• OBJECTIVE
Reproduce the stretch of the data from its start through the line containing "slide-title: Requirements problem", leaving out any pictures.

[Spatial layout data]
--------

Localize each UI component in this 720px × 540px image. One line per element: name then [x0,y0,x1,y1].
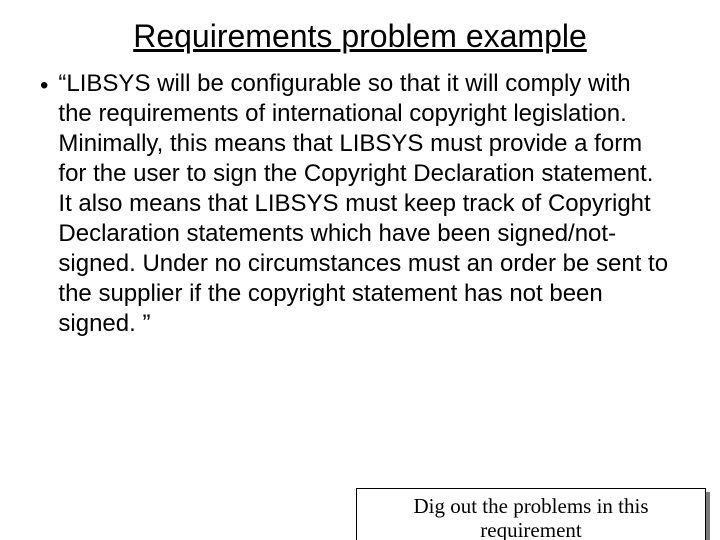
callout-text: Dig out the problems in this requirement [367,494,695,540]
slide-title: Requirements problem example [40,18,680,55]
slide: Requirements problem example • “LIBSYS w… [0,18,720,540]
callout-box: Dig out the problems in this requirement [356,488,706,540]
body-text: “LIBSYS will be configurable so that it … [58,69,668,339]
bullet-row: • “LIBSYS will be configurable so that i… [0,69,720,339]
bullet-glyph: • [40,71,48,101]
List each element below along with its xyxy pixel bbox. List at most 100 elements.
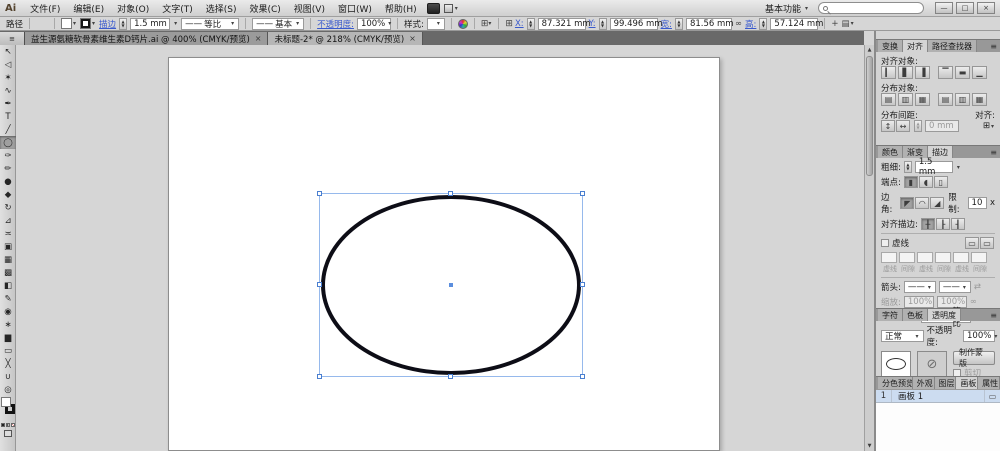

--------

• TASK OUTPUT
Localize each UI component in this 720px × 540px image. One line per element: name then [x0,y0,x1,y1].
callout-text: Dig out the problems in this requirement [367,494,695,540]
slide-title: Requirements problem example [40,18,680,55]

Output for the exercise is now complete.